◆ What needs to be done ◆
Each record below should be output verbatim, without pictures.
— BEGIN Supplied material —
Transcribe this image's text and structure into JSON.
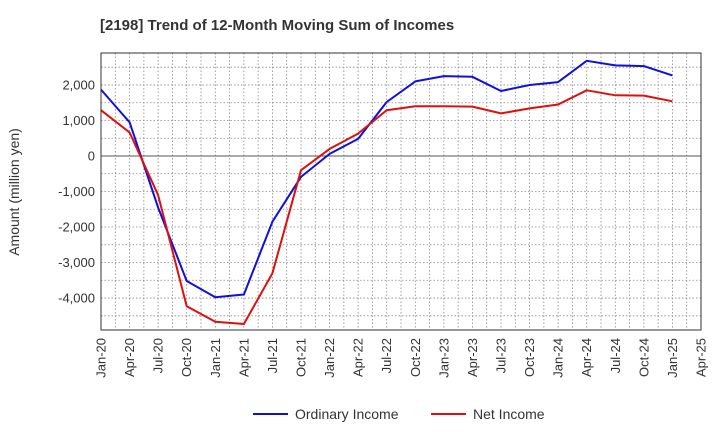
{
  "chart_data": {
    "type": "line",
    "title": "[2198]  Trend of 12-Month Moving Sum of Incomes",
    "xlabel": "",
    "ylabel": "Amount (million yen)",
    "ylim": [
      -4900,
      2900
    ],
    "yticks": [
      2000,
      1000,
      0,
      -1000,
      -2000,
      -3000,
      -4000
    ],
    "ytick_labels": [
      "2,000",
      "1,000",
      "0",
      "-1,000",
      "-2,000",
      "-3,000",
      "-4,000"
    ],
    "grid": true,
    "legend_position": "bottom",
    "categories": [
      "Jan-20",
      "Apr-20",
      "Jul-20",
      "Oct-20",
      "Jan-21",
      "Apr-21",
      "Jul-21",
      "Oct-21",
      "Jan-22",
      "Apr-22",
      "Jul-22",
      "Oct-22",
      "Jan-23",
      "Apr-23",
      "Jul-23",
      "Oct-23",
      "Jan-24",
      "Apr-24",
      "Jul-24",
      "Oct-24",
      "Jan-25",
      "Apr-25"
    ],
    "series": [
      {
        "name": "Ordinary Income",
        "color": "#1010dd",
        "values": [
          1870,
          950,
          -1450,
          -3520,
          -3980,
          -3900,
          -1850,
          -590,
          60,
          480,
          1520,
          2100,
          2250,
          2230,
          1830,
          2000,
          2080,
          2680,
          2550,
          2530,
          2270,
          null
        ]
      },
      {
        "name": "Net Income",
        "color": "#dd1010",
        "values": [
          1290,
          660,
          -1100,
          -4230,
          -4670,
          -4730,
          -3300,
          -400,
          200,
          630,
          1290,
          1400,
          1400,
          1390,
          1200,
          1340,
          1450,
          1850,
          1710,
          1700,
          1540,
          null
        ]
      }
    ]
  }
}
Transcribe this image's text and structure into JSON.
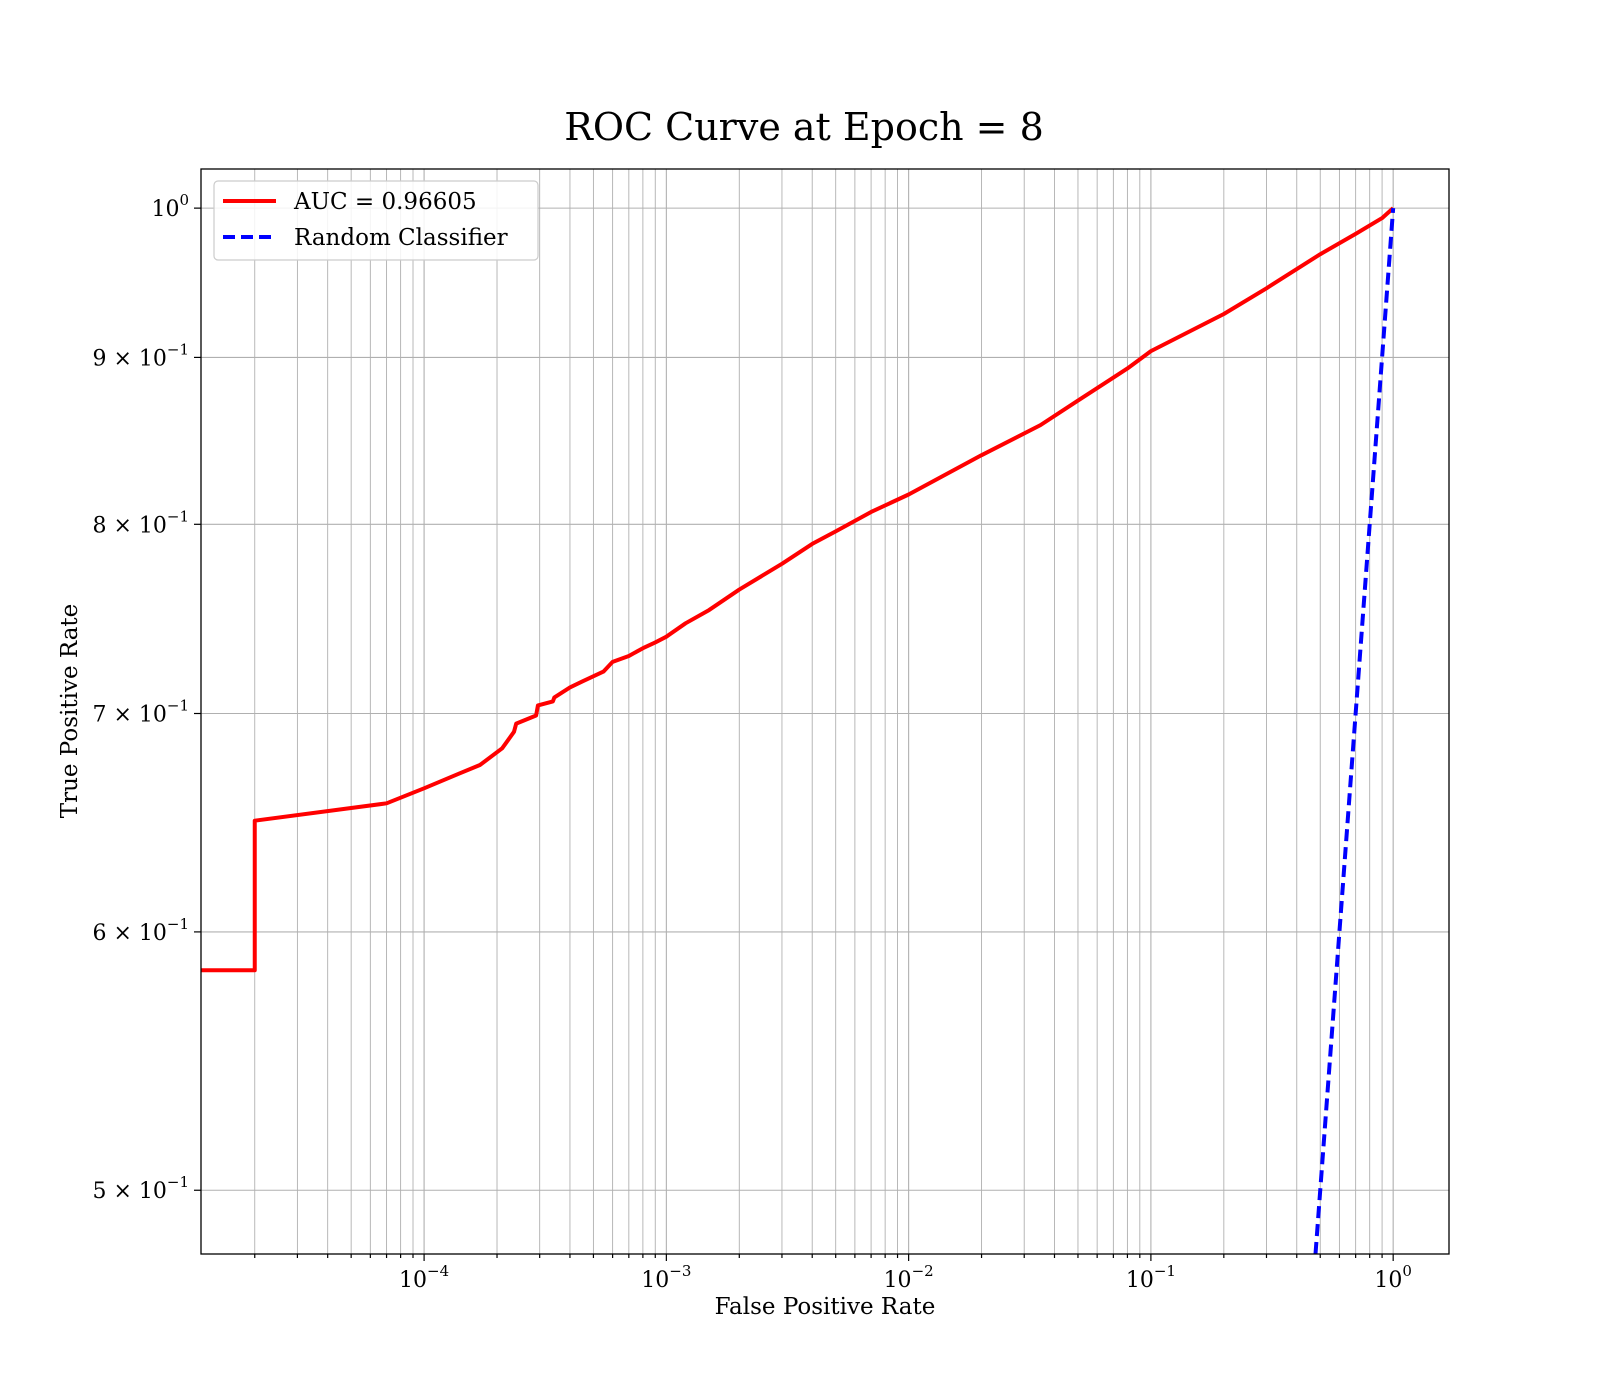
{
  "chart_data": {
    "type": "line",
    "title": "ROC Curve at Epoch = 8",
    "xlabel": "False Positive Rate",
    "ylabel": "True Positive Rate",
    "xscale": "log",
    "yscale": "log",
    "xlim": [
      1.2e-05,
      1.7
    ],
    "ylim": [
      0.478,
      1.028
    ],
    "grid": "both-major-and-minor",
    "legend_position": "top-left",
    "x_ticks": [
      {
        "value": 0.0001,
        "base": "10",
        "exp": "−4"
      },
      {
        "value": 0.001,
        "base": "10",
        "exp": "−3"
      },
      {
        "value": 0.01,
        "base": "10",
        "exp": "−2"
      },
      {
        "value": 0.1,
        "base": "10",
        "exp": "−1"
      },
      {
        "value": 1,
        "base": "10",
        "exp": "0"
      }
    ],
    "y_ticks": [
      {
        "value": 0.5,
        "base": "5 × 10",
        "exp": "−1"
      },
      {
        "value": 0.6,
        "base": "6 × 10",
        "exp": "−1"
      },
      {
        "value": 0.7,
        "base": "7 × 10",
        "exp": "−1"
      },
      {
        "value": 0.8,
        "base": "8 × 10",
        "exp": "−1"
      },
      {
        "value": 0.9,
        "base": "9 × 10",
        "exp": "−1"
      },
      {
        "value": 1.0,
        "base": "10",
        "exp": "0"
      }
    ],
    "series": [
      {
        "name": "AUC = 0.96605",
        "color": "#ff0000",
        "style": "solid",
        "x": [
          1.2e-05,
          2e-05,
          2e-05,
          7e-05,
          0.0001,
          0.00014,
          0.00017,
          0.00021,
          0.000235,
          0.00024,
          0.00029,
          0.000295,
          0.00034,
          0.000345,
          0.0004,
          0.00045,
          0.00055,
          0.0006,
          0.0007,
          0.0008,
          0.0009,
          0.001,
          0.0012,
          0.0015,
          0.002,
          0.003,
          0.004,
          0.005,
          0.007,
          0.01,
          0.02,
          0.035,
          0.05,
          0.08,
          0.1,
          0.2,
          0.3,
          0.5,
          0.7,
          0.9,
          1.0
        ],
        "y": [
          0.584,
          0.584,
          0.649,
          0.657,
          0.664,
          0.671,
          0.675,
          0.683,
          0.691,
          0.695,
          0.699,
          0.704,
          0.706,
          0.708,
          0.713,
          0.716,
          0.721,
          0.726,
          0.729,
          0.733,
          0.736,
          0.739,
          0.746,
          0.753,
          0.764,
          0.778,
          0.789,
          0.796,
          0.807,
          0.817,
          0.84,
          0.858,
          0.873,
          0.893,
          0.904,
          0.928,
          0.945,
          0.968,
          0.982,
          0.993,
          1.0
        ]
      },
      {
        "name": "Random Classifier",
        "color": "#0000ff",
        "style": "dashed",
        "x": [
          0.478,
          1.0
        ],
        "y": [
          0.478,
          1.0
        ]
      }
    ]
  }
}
— END Supplied material —
◆ Complete output ◆
Transcribe this image's text and structure into JSON.
{
  "chart_data": {
    "type": "line",
    "title": "[2198]  Trend of 12-Month Moving Sum of Incomes",
    "xlabel": "",
    "ylabel": "Amount (million yen)",
    "ylim": [
      -4900,
      2900
    ],
    "yticks": [
      2000,
      1000,
      0,
      -1000,
      -2000,
      -3000,
      -4000
    ],
    "ytick_labels": [
      "2,000",
      "1,000",
      "0",
      "-1,000",
      "-2,000",
      "-3,000",
      "-4,000"
    ],
    "grid": true,
    "legend_position": "bottom",
    "categories": [
      "Jan-20",
      "Apr-20",
      "Jul-20",
      "Oct-20",
      "Jan-21",
      "Apr-21",
      "Jul-21",
      "Oct-21",
      "Jan-22",
      "Apr-22",
      "Jul-22",
      "Oct-22",
      "Jan-23",
      "Apr-23",
      "Jul-23",
      "Oct-23",
      "Jan-24",
      "Apr-24",
      "Jul-24",
      "Oct-24",
      "Jan-25",
      "Apr-25"
    ],
    "series": [
      {
        "name": "Ordinary Income",
        "color": "#1010dd",
        "values": [
          1870,
          950,
          -1450,
          -3520,
          -3980,
          -3900,
          -1850,
          -590,
          60,
          480,
          1520,
          2100,
          2250,
          2230,
          1830,
          2000,
          2080,
          2680,
          2550,
          2530,
          2270,
          null
        ]
      },
      {
        "name": "Net Income",
        "color": "#dd1010",
        "values": [
          1290,
          660,
          -1100,
          -4230,
          -4670,
          -4730,
          -3300,
          -400,
          200,
          630,
          1290,
          1400,
          1400,
          1390,
          1200,
          1340,
          1450,
          1850,
          1710,
          1700,
          1540,
          null
        ]
      }
    ]
  }
}
Transcribe this image's text and structure into JSON.
{
  "chart_data": {
    "type": "line",
    "title": "ROC Curve at Epoch = 8",
    "xlabel": "False Positive Rate",
    "ylabel": "True Positive Rate",
    "xscale": "log",
    "yscale": "log",
    "xlim": [
      1.2e-05,
      1.7
    ],
    "ylim": [
      0.478,
      1.028
    ],
    "grid": "both-major-and-minor",
    "legend_position": "top-left",
    "x_ticks": [
      {
        "value": 0.0001,
        "base": "10",
        "exp": "−4"
      },
      {
        "value": 0.001,
        "base": "10",
        "exp": "−3"
      },
      {
        "value": 0.01,
        "base": "10",
        "exp": "−2"
      },
      {
        "value": 0.1,
        "base": "10",
        "exp": "−1"
      },
      {
        "value": 1,
        "base": "10",
        "exp": "0"
      }
    ],
    "y_ticks": [
      {
        "value": 0.5,
        "base": "5 × 10",
        "exp": "−1"
      },
      {
        "value": 0.6,
        "base": "6 × 10",
        "exp": "−1"
      },
      {
        "value": 0.7,
        "base": "7 × 10",
        "exp": "−1"
      },
      {
        "value": 0.8,
        "base": "8 × 10",
        "exp": "−1"
      },
      {
        "value": 0.9,
        "base": "9 × 10",
        "exp": "−1"
      },
      {
        "value": 1.0,
        "base": "10",
        "exp": "0"
      }
    ],
    "series": [
      {
        "name": "AUC = 0.96605",
        "color": "#ff0000",
        "style": "solid",
        "x": [
          1.2e-05,
          2e-05,
          2e-05,
          7e-05,
          0.0001,
          0.00014,
          0.00017,
          0.00021,
          0.000235,
          0.00024,
          0.00029,
          0.000295,
          0.00034,
          0.000345,
          0.0004,
          0.00045,
          0.00055,
          0.0006,
          0.0007,
          0.0008,
          0.0009,
          0.001,
          0.0012,
          0.0015,
          0.002,
          0.003,
          0.004,
          0.005,
          0.007,
          0.01,
          0.02,
          0.035,
          0.05,
          0.08,
          0.1,
          0.2,
          0.3,
          0.5,
          0.7,
          0.9,
          1.0
        ],
        "y": [
          0.584,
          0.584,
          0.649,
          0.657,
          0.664,
          0.671,
          0.675,
          0.683,
          0.691,
          0.695,
          0.699,
          0.704,
          0.706,
          0.708,
          0.713,
          0.716,
          0.721,
          0.726,
          0.729,
          0.733,
          0.736,
          0.739,
          0.746,
          0.753,
          0.764,
          0.778,
          0.789,
          0.796,
          0.807,
          0.817,
          0.84,
          0.858,
          0.873,
          0.893,
          0.904,
          0.928,
          0.945,
          0.968,
          0.982,
          0.993,
          1.0
        ]
      },
      {
        "name": "Random Classifier",
        "color": "#0000ff",
        "style": "dashed",
        "x": [
          0.478,
          1.0
        ],
        "y": [
          0.478,
          1.0
        ]
      }
    ]
  }
}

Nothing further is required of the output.